• _Direction_
What is the number of lines in the data that hold the string "fullscreen"? Reply with that number only.

• _Data extract_
-- -- --

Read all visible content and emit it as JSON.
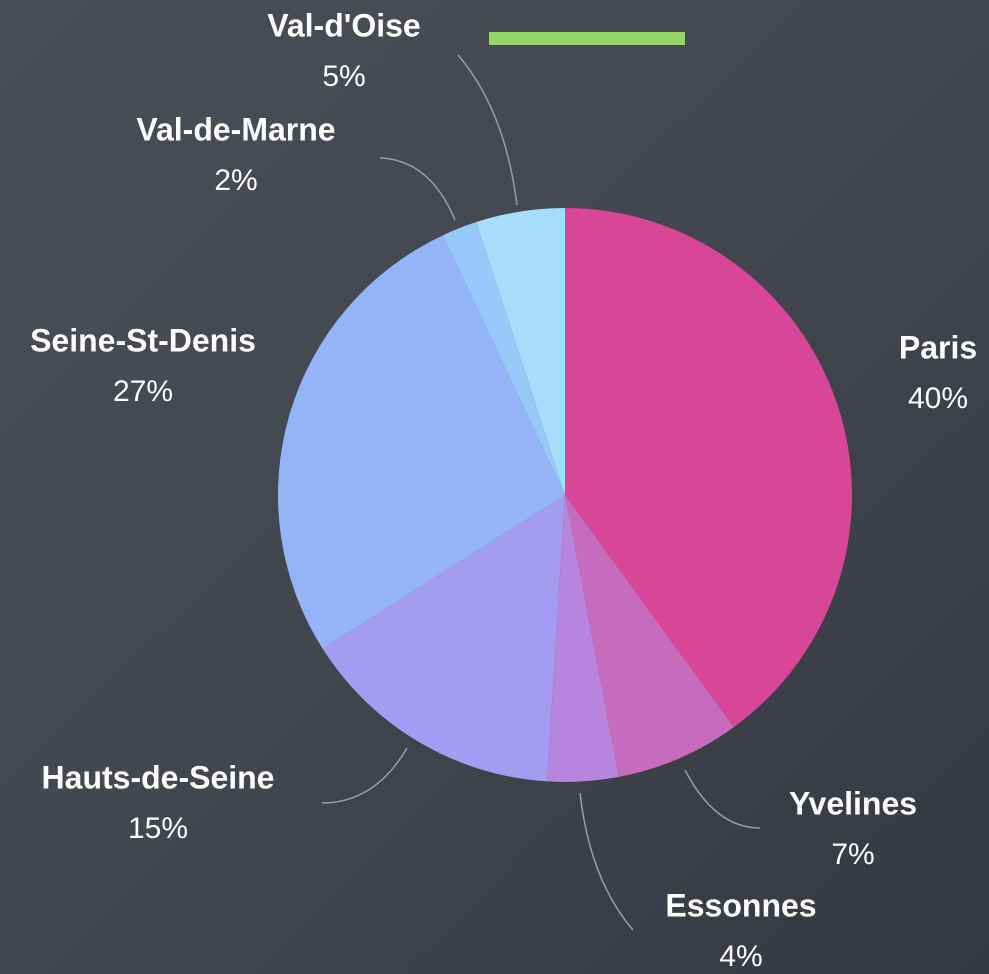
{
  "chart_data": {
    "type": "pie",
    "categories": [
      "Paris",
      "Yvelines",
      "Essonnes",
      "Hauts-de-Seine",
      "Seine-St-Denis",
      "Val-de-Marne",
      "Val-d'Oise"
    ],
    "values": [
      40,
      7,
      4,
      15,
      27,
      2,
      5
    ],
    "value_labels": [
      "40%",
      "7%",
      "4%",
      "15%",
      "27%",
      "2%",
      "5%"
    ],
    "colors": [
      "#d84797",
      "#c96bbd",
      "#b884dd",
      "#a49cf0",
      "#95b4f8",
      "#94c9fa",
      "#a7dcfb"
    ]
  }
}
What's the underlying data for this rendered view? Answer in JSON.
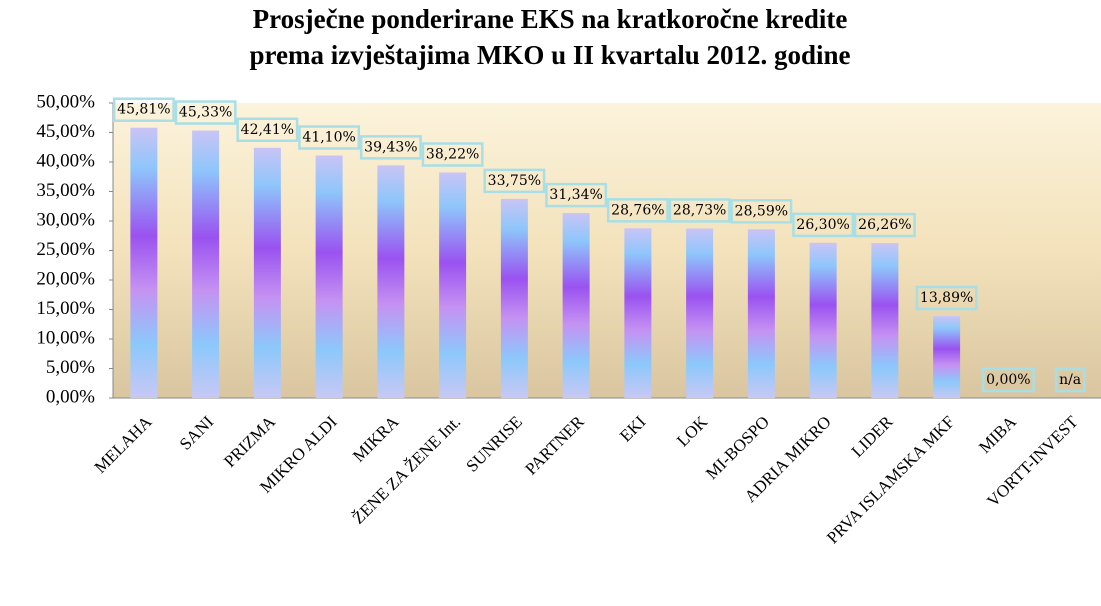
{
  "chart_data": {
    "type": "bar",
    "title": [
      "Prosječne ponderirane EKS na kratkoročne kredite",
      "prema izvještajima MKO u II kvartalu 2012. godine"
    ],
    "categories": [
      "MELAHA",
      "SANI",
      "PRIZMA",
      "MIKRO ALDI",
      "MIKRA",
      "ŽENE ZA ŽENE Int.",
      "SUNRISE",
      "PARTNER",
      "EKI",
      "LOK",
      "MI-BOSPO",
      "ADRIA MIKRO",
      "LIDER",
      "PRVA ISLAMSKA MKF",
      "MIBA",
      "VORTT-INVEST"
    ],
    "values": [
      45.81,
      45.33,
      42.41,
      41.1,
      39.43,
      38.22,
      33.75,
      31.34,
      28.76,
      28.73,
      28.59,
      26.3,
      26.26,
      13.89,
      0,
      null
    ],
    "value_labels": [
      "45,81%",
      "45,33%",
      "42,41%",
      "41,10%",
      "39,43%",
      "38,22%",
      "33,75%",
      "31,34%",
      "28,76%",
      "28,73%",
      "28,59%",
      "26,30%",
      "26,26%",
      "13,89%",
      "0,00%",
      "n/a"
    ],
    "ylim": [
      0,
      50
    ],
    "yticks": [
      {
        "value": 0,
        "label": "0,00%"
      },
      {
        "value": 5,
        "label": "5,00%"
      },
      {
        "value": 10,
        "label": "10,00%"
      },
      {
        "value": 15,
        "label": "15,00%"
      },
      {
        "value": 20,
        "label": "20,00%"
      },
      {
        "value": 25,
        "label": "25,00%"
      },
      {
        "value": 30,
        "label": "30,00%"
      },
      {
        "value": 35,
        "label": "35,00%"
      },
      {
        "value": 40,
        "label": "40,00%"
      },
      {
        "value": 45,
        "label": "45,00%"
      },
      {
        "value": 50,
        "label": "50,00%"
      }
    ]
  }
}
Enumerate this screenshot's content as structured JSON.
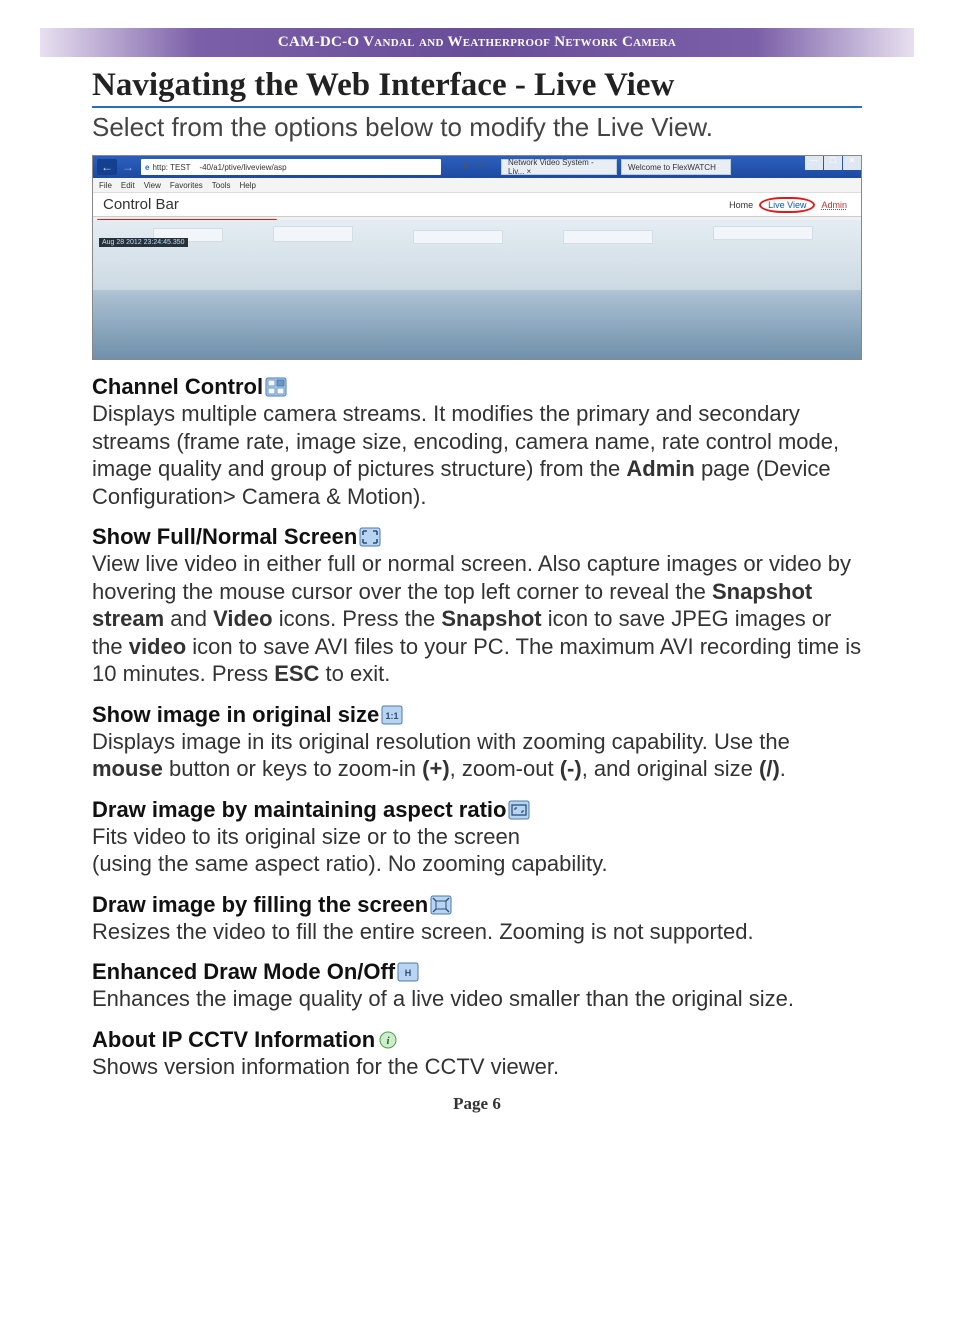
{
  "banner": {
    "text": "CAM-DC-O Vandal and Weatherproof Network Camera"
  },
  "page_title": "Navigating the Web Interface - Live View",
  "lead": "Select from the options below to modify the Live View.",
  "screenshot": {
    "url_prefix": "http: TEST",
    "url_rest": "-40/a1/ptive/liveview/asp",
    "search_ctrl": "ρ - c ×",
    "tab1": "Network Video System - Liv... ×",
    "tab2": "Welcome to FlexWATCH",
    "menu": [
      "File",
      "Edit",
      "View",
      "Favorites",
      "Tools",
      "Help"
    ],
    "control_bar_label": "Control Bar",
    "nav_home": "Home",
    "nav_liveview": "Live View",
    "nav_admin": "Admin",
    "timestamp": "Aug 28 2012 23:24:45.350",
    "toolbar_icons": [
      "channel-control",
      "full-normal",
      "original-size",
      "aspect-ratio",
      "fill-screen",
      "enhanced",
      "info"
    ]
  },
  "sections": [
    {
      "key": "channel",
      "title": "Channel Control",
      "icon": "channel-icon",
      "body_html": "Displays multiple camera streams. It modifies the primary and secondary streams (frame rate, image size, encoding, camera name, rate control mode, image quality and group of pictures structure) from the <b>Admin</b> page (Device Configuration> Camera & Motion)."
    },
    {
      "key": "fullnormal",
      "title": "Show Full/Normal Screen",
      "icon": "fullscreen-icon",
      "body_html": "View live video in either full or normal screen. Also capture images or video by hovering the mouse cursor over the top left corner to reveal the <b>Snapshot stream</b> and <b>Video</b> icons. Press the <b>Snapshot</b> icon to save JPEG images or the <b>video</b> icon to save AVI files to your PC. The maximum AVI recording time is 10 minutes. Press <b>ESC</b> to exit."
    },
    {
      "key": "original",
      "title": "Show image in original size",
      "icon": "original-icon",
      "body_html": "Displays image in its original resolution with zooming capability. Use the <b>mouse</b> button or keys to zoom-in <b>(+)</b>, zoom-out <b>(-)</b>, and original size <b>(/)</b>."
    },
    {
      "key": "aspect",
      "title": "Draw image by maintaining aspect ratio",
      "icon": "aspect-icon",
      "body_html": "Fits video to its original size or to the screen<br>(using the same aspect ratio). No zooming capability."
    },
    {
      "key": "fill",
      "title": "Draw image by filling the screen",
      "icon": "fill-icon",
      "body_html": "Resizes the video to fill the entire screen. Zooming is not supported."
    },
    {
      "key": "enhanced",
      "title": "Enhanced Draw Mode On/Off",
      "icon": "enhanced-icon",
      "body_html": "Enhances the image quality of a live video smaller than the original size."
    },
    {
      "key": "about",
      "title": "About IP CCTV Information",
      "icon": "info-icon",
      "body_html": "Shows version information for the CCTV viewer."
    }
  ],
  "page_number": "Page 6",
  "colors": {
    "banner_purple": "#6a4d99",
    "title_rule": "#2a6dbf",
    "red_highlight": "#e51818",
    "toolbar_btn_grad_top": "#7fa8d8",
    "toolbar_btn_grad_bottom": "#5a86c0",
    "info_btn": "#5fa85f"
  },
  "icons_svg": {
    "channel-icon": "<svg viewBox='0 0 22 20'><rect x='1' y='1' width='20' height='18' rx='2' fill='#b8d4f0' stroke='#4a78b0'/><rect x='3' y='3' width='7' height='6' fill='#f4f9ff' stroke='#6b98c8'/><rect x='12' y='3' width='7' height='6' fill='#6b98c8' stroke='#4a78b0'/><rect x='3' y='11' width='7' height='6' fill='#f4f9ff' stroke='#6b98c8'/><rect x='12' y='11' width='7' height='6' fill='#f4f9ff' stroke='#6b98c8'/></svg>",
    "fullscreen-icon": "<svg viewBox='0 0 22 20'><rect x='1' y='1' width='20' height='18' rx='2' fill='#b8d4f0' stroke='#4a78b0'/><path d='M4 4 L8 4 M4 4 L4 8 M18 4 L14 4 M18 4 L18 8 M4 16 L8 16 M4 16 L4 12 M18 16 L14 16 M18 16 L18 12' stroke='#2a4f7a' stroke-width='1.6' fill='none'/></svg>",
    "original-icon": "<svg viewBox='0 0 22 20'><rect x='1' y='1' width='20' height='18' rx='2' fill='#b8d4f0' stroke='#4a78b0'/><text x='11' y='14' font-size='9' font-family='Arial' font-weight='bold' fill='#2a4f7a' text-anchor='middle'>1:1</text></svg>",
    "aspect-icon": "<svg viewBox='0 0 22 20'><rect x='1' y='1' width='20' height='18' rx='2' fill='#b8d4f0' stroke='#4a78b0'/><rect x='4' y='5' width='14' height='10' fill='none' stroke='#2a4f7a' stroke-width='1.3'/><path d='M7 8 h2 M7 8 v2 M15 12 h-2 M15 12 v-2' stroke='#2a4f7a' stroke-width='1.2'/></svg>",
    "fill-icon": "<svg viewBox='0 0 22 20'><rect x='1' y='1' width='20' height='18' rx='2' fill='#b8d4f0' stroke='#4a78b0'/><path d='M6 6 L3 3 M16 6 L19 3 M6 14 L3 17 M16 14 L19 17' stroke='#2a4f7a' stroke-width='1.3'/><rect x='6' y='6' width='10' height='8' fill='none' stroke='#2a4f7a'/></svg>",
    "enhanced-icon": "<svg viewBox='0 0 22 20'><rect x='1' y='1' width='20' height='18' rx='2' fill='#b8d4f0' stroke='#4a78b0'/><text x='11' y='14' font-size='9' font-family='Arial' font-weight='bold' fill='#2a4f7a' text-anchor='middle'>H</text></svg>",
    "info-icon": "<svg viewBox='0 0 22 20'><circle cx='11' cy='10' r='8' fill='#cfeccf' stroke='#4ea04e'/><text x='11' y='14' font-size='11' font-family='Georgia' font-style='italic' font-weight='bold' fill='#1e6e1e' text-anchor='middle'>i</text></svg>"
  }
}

-- -- --

• _Reply_
2